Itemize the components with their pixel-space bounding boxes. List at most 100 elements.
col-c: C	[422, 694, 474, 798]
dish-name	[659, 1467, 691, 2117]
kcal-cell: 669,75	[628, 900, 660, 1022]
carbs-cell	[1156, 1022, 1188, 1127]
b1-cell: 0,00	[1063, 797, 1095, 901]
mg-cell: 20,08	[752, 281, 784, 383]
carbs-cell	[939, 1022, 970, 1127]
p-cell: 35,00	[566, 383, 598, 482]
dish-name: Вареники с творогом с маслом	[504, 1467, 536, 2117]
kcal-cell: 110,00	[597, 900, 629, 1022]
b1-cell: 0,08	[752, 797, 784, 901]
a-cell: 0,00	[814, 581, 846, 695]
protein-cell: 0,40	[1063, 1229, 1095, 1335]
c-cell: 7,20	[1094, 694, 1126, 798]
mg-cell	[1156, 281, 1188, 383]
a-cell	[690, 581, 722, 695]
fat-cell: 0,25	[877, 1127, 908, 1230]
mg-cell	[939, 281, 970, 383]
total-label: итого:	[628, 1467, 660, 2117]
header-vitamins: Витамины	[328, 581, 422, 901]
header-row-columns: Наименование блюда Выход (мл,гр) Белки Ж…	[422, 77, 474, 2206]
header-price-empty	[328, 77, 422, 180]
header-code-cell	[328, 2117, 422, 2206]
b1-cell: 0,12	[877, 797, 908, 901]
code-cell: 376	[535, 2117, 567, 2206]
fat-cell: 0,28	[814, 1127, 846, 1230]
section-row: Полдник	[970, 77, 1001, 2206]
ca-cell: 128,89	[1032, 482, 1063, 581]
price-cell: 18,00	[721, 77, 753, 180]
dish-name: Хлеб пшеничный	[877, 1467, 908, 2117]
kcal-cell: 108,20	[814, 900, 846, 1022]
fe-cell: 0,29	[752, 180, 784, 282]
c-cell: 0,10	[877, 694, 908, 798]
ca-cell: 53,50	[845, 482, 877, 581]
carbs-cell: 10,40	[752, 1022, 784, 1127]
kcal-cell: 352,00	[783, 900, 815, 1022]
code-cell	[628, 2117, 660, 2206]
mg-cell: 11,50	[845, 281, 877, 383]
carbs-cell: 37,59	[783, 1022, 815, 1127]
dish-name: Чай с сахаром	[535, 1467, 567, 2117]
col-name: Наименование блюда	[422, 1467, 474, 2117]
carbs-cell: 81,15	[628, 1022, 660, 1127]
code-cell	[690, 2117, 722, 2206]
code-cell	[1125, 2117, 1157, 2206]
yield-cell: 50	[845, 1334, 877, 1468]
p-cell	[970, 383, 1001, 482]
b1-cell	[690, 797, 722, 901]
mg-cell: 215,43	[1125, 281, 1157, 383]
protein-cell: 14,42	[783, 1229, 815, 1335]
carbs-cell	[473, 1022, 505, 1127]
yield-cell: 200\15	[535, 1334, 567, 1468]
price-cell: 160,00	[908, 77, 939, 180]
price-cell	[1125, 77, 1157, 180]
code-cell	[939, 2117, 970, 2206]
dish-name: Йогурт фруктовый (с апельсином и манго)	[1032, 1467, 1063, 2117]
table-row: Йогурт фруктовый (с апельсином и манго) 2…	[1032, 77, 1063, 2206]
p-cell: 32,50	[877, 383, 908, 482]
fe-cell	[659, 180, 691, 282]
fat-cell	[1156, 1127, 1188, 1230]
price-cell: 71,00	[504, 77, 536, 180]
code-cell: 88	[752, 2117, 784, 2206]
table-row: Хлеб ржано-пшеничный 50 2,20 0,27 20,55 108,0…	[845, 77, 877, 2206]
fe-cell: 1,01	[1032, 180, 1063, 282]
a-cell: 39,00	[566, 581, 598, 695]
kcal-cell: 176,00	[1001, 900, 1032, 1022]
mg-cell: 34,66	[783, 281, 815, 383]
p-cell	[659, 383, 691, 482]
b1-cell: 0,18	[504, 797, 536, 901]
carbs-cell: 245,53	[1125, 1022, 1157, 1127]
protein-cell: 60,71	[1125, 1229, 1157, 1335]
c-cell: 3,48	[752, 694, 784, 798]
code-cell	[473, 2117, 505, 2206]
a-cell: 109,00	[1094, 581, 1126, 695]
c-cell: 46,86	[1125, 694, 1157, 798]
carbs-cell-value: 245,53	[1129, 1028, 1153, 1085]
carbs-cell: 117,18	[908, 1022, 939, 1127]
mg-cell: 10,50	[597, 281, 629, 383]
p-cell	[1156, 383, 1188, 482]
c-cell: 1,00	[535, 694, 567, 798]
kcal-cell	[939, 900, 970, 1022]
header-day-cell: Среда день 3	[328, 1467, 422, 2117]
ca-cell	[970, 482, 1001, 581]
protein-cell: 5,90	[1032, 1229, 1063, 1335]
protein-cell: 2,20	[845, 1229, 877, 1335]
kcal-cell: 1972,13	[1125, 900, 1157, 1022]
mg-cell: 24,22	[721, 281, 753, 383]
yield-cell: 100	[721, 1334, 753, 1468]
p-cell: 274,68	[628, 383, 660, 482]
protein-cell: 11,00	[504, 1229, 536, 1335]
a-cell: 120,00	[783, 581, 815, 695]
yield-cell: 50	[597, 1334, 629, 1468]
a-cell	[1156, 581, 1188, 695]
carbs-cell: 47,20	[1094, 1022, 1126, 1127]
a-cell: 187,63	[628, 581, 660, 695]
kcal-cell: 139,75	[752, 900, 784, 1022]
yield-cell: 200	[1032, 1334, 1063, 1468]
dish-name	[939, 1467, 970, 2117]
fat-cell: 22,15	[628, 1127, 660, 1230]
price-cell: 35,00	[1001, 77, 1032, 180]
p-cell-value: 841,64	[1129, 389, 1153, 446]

▸ Activity:
Taking no liberties, give the material above again in full.

▸ Answer to the problem:
Itemize the components with their pixel-space bounding boxes. List at most 100 elements.
col-c: C	[422, 694, 474, 798]
dish-name	[659, 1467, 691, 2117]
kcal-cell: 669,75	[628, 900, 660, 1022]
carbs-cell	[1156, 1022, 1188, 1127]
b1-cell: 0,00	[1063, 797, 1095, 901]
mg-cell: 20,08	[752, 281, 784, 383]
carbs-cell	[939, 1022, 970, 1127]
p-cell: 35,00	[566, 383, 598, 482]
dish-name: Вареники с творогом с маслом	[504, 1467, 536, 2117]
kcal-cell: 110,00	[597, 900, 629, 1022]
b1-cell: 0,08	[752, 797, 784, 901]
a-cell: 0,00	[814, 581, 846, 695]
protein-cell: 0,40	[1063, 1229, 1095, 1335]
c-cell: 7,20	[1094, 694, 1126, 798]
mg-cell	[1156, 281, 1188, 383]
a-cell	[690, 581, 722, 695]
fat-cell: 0,25	[877, 1127, 908, 1230]
mg-cell	[939, 281, 970, 383]
total-label: итого:	[628, 1467, 660, 2117]
header-vitamins: Витамины	[328, 581, 422, 901]
header-row-columns: Наименование блюда Выход (мл,гр) Белки Ж…	[422, 77, 474, 2206]
header-price-empty	[328, 77, 422, 180]
header-code-cell	[328, 2117, 422, 2206]
b1-cell: 0,12	[877, 797, 908, 901]
code-cell: 376	[535, 2117, 567, 2206]
fat-cell: 0,28	[814, 1127, 846, 1230]
section-row: Полдник	[970, 77, 1001, 2206]
ca-cell: 128,89	[1032, 482, 1063, 581]
price-cell: 18,00	[721, 77, 753, 180]
dish-name: Хлеб пшеничный	[877, 1467, 908, 2117]
kcal-cell: 108,20	[814, 900, 846, 1022]
fe-cell: 0,29	[752, 180, 784, 282]
c-cell: 0,10	[877, 694, 908, 798]
ca-cell: 53,50	[845, 482, 877, 581]
carbs-cell: 10,40	[752, 1022, 784, 1127]
kcal-cell: 352,00	[783, 900, 815, 1022]
code-cell	[628, 2117, 660, 2206]
mg-cell: 11,50	[845, 281, 877, 383]
carbs-cell: 37,59	[783, 1022, 815, 1127]
dish-name: Чай с сахаром	[535, 1467, 567, 2117]
col-name: Наименование блюда	[422, 1467, 474, 2117]
carbs-cell: 81,15	[628, 1022, 660, 1127]
code-cell	[690, 2117, 722, 2206]
code-cell	[1125, 2117, 1157, 2206]
yield-cell: 50	[845, 1334, 877, 1468]
p-cell	[970, 383, 1001, 482]
b1-cell	[690, 797, 722, 901]
mg-cell: 215,43	[1125, 281, 1157, 383]
protein-cell: 14,42	[783, 1229, 815, 1335]
carbs-cell	[473, 1022, 505, 1127]
yield-cell: 200\15	[535, 1334, 567, 1468]
price-cell: 160,00	[908, 77, 939, 180]
price-cell	[1125, 77, 1157, 180]
code-cell	[939, 2117, 970, 2206]
dish-name: Йогурт фруктовый (с апельсином и манго)	[1032, 1467, 1063, 2117]
table-row: Йогурт фруктовый (с апельсином и манго) 2…	[1032, 77, 1063, 2206]
p-cell: 32,50	[877, 383, 908, 482]
fe-cell	[659, 180, 691, 282]
fat-cell	[1156, 1127, 1188, 1230]
price-cell: 71,00	[504, 77, 536, 180]
code-cell: 88	[752, 2117, 784, 2206]
table-row: Хлеб ржано-пшеничный 50 2,20 0,27 20,55 108,0…	[845, 77, 877, 2206]
fe-cell: 1,01	[1032, 180, 1063, 282]
a-cell: 39,00	[566, 581, 598, 695]
kcal-cell: 176,00	[1001, 900, 1032, 1022]
mg-cell: 34,66	[783, 281, 815, 383]
p-cell	[659, 383, 691, 482]
b1-cell: 0,18	[504, 797, 536, 901]
carbs-cell: 245,53	[1125, 1022, 1157, 1127]
protein-cell: 60,71	[1125, 1229, 1157, 1335]
c-cell: 3,48	[752, 694, 784, 798]
code-cell	[473, 2117, 505, 2206]
a-cell: 109,00	[1094, 581, 1126, 695]
c-cell: 46,86	[1125, 694, 1157, 798]
carbs-cell-value: 245,53	[1129, 1028, 1153, 1085]
carbs-cell: 117,18	[908, 1022, 939, 1127]
mg-cell: 10,50	[597, 281, 629, 383]
p-cell	[1156, 383, 1188, 482]
c-cell: 1,00	[535, 694, 567, 798]
kcal-cell	[939, 900, 970, 1022]
header-day-cell: Среда день 3	[328, 1467, 422, 2117]
ca-cell	[970, 482, 1001, 581]
protein-cell: 5,90	[1032, 1229, 1063, 1335]
protein-cell: 2,20	[845, 1229, 877, 1335]
kcal-cell: 1972,13	[1125, 900, 1157, 1022]
mg-cell: 24,22	[721, 281, 753, 383]
yield-cell: 100	[721, 1334, 753, 1468]
p-cell: 274,68	[628, 383, 660, 482]
protein-cell: 11,00	[504, 1229, 536, 1335]
a-cell: 120,00	[783, 581, 815, 695]
yield-cell: 50	[597, 1334, 629, 1468]
a-cell	[1156, 581, 1188, 695]
carbs-cell: 47,20	[1094, 1022, 1126, 1127]
a-cell: 187,63	[628, 581, 660, 695]
kcal-cell: 139,75	[752, 900, 784, 1022]
yield-cell: 200	[1032, 1334, 1063, 1468]
dish-name	[939, 1467, 970, 2117]
fat-cell: 22,15	[628, 1127, 660, 1230]
price-cell: 35,00	[1001, 77, 1032, 180]
p-cell-value: 841,64	[1129, 389, 1153, 446]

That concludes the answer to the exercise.